(YOUR INSTRUCTIONS):
List the lines of this listing that hold the word "with".

(TASK MATERIAL):
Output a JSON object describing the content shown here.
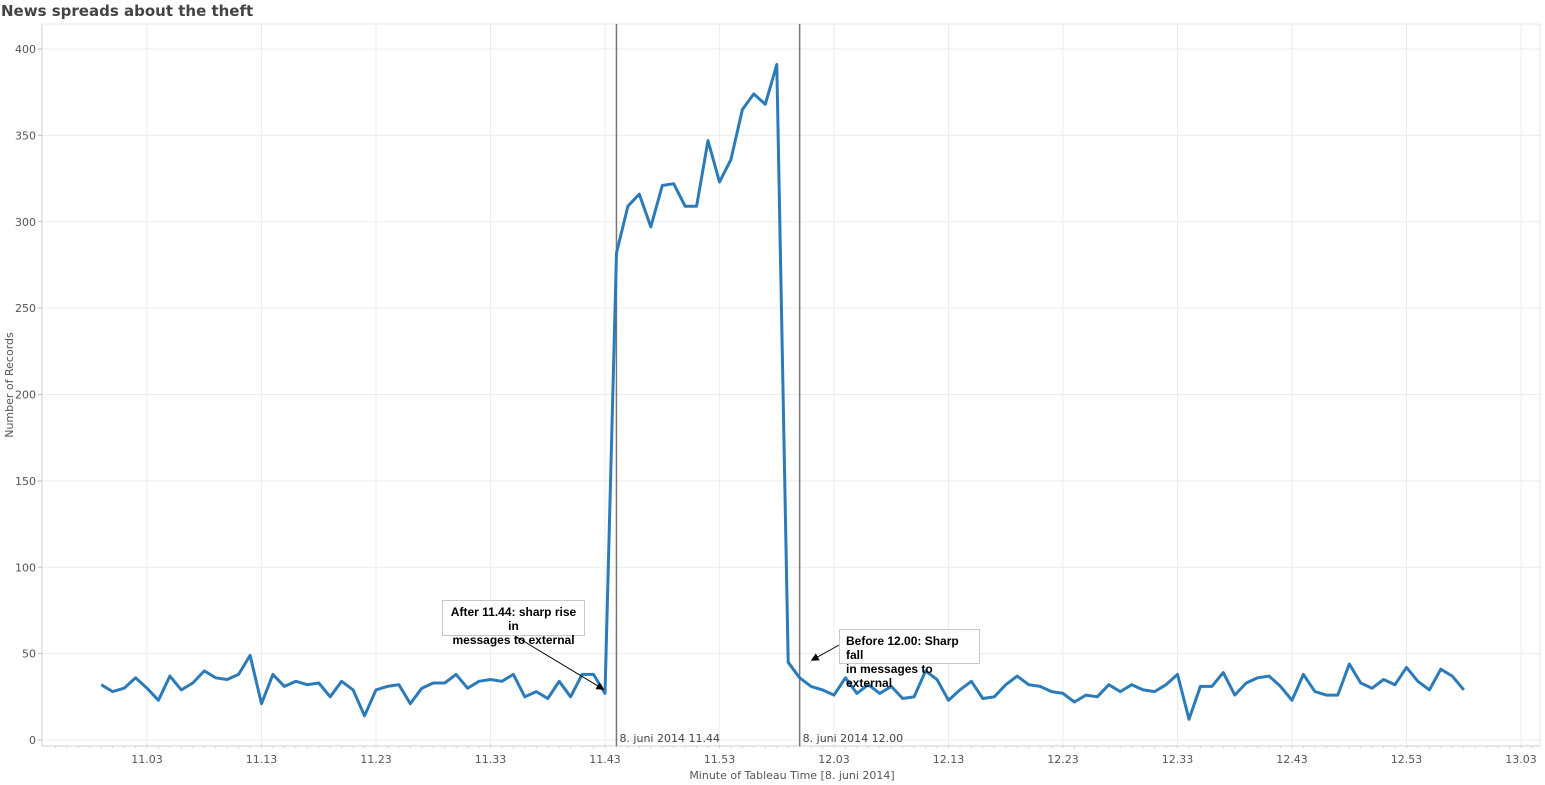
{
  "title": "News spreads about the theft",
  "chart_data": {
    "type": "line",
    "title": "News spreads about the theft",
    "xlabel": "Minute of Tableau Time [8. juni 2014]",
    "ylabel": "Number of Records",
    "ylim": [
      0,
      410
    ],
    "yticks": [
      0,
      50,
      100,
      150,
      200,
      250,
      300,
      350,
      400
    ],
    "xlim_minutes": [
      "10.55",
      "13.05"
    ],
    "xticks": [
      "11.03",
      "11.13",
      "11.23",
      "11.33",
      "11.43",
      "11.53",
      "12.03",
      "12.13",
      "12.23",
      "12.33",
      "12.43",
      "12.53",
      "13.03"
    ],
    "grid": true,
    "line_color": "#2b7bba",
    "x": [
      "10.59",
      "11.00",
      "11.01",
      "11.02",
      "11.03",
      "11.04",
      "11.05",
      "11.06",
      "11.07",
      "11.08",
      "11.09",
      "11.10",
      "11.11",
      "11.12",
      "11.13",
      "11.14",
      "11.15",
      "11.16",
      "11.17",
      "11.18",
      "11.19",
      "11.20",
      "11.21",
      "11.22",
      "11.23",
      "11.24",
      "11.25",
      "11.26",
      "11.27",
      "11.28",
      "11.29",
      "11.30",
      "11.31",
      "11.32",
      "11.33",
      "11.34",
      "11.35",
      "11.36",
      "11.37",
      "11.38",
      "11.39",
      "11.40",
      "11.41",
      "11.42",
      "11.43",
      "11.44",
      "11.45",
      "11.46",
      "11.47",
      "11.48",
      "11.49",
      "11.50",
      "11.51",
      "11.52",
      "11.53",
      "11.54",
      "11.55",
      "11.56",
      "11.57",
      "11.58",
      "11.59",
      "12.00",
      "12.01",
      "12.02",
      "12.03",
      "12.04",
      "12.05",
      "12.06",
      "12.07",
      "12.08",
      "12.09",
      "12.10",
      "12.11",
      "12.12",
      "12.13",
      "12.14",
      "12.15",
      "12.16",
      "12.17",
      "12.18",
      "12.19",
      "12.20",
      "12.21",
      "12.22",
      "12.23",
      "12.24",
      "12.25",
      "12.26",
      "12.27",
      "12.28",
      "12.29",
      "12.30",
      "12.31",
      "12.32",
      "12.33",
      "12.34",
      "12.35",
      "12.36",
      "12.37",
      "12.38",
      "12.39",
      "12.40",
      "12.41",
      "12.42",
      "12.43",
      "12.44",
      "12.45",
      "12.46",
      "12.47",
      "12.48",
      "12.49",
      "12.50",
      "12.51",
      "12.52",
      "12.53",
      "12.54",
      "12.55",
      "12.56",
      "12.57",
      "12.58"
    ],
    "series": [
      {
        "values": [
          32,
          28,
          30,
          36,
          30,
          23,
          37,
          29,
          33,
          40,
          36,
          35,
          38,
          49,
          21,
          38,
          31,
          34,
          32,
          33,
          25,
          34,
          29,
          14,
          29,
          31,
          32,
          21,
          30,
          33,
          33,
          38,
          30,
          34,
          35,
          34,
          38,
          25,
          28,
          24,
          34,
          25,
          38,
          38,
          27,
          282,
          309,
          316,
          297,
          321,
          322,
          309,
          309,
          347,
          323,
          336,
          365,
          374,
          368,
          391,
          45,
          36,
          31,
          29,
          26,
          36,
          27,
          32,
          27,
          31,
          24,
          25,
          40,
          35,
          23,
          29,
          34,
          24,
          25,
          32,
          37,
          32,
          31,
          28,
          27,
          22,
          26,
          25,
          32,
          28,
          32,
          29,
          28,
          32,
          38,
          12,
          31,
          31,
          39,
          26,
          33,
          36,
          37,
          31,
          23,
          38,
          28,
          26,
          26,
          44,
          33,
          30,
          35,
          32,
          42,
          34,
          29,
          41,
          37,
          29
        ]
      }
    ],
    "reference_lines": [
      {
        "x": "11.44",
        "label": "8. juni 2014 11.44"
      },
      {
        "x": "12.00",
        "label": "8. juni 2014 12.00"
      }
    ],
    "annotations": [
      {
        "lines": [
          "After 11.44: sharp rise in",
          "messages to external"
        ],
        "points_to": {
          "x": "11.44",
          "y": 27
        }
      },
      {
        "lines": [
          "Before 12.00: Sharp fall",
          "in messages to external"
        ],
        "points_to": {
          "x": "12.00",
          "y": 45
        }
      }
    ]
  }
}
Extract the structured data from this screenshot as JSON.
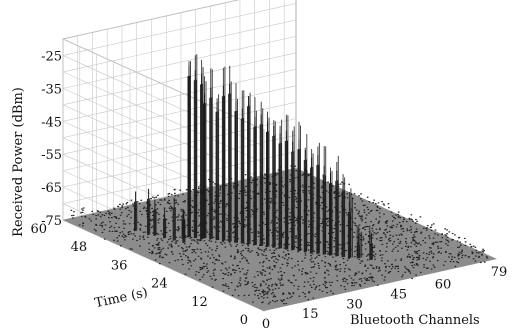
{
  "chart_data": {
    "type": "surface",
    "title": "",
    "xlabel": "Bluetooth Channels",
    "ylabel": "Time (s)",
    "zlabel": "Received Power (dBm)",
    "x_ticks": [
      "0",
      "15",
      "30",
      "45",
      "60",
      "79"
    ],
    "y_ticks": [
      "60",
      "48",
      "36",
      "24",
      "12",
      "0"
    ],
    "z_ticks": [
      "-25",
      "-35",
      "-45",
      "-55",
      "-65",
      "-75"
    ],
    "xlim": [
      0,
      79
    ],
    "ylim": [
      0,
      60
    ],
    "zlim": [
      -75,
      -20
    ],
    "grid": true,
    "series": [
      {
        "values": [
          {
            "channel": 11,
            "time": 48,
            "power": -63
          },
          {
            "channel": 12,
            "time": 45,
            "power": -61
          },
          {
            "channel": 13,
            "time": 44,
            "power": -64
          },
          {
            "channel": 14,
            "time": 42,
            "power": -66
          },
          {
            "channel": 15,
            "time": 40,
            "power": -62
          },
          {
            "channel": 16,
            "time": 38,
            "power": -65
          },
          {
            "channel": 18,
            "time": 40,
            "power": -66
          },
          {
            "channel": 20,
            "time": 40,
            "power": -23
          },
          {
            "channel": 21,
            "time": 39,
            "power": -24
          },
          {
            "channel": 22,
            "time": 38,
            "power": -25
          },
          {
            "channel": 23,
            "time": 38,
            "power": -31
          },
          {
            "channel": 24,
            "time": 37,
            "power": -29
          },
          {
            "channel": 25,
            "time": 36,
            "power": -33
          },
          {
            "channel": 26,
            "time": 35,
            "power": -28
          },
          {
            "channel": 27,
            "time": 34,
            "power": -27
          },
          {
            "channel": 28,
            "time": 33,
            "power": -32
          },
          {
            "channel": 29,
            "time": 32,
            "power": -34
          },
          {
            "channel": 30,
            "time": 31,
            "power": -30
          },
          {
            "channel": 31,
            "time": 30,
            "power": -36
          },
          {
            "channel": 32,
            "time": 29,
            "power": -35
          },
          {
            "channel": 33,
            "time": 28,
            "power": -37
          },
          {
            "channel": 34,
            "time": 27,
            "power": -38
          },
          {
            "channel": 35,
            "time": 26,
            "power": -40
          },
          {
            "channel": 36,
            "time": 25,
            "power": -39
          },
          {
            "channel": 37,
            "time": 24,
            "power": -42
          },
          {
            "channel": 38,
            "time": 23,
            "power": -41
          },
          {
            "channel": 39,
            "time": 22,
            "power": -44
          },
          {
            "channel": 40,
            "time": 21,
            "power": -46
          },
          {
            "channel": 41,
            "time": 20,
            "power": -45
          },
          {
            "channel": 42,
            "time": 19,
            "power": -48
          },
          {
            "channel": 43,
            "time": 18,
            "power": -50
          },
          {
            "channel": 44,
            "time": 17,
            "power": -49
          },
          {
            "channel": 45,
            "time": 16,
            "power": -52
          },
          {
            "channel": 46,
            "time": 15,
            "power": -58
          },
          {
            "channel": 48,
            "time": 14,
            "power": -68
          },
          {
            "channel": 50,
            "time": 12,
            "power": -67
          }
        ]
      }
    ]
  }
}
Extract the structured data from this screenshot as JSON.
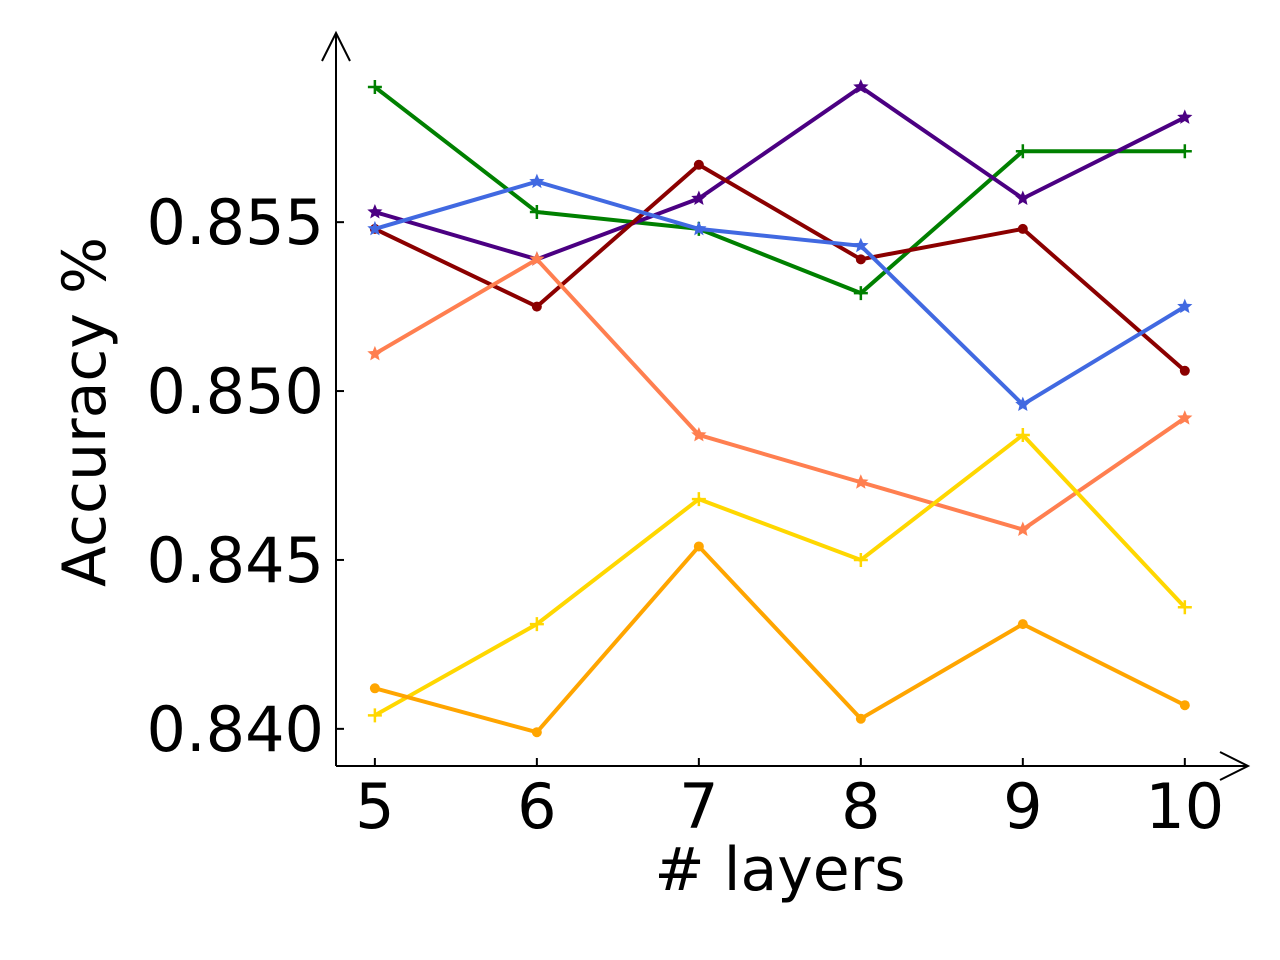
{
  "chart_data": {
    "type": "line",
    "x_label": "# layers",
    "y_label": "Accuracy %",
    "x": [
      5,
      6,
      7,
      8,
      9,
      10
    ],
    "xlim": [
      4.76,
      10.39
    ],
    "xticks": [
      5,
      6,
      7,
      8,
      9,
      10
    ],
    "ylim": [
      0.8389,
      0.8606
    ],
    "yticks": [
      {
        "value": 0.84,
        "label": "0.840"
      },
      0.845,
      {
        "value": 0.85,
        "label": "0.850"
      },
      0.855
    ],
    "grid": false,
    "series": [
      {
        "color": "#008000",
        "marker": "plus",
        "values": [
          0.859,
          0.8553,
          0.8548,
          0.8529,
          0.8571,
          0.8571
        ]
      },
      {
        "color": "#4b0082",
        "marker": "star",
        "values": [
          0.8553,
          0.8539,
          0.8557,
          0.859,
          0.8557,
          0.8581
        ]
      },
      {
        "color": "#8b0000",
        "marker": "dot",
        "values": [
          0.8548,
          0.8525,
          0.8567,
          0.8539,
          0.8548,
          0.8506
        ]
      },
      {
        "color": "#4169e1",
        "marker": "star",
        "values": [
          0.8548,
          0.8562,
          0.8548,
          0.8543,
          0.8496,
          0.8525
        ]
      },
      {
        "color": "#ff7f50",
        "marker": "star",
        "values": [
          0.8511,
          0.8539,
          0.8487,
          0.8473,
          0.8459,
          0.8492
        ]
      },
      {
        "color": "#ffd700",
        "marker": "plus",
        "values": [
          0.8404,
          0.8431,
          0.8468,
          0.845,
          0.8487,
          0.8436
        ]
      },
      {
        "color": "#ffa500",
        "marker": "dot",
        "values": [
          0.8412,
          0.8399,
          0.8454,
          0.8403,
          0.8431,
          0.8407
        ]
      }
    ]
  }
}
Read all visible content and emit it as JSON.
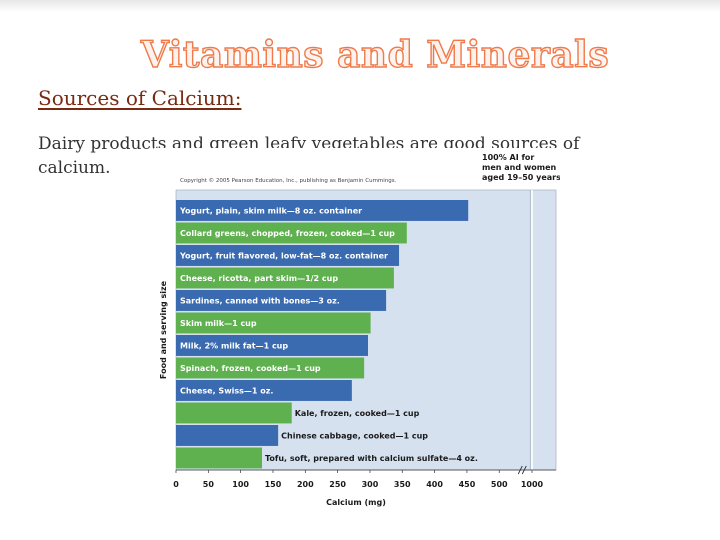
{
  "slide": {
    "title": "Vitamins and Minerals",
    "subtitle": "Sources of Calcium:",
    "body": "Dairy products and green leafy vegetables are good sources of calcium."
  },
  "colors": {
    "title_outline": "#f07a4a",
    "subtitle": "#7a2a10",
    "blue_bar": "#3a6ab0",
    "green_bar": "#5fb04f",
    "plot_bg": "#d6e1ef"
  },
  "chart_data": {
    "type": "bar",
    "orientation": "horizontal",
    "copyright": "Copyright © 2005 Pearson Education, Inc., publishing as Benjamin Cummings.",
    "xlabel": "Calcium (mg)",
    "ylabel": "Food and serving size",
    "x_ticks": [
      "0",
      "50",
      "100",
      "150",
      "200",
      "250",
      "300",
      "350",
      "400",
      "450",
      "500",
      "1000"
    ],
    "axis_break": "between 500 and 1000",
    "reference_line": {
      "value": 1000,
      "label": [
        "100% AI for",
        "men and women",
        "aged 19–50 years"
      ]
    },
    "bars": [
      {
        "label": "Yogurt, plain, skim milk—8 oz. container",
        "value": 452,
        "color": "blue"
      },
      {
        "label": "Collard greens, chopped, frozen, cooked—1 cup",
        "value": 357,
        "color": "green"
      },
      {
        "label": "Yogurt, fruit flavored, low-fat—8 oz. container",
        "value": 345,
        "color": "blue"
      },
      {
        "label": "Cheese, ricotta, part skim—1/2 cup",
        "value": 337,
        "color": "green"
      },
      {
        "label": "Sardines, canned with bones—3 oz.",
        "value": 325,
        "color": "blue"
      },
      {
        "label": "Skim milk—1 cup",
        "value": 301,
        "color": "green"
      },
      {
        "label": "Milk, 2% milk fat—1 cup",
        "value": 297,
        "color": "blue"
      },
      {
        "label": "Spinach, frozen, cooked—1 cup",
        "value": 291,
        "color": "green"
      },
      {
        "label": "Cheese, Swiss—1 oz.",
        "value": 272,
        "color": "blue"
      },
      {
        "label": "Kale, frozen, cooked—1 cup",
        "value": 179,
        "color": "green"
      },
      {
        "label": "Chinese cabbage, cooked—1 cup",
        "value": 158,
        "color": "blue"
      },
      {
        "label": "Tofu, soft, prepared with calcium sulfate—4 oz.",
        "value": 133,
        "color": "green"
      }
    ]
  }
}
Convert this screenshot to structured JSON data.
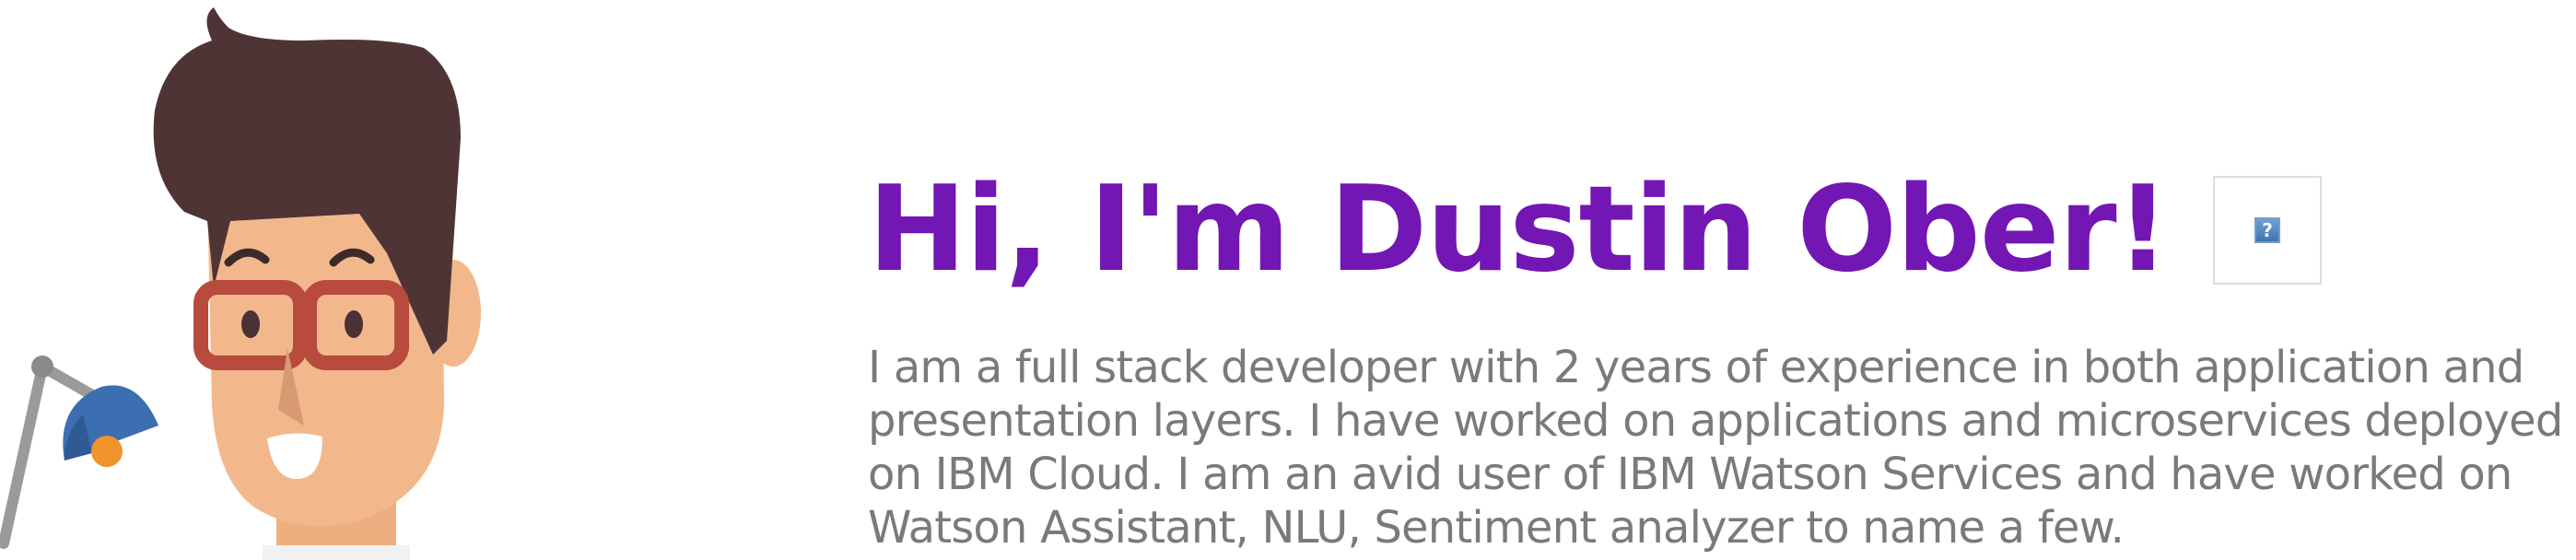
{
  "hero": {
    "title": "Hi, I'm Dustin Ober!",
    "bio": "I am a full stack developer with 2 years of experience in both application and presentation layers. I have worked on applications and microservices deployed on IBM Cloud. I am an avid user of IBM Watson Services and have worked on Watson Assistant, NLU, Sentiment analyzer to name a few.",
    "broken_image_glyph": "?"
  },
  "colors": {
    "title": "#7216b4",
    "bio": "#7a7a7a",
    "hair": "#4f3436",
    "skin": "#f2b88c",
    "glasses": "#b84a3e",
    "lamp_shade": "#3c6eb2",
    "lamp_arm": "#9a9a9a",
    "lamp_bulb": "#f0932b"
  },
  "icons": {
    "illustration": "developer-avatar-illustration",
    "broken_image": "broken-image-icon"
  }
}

(CORRECT RESPONSE):
        "label": "Sardines, canned with bones—3 oz.",
        "label": "Tofu, soft, prepared with calcium sulfate—4 oz.",
    "bio": "I am a full stack developer with 2 years of experience in both application and presentation layers. I have worked on applications and microservices deployed on IBM Cloud. I am an avid user of IBM Watson Services and have worked on Watson Assistant, NLU, Sentiment analyzer to name a few.",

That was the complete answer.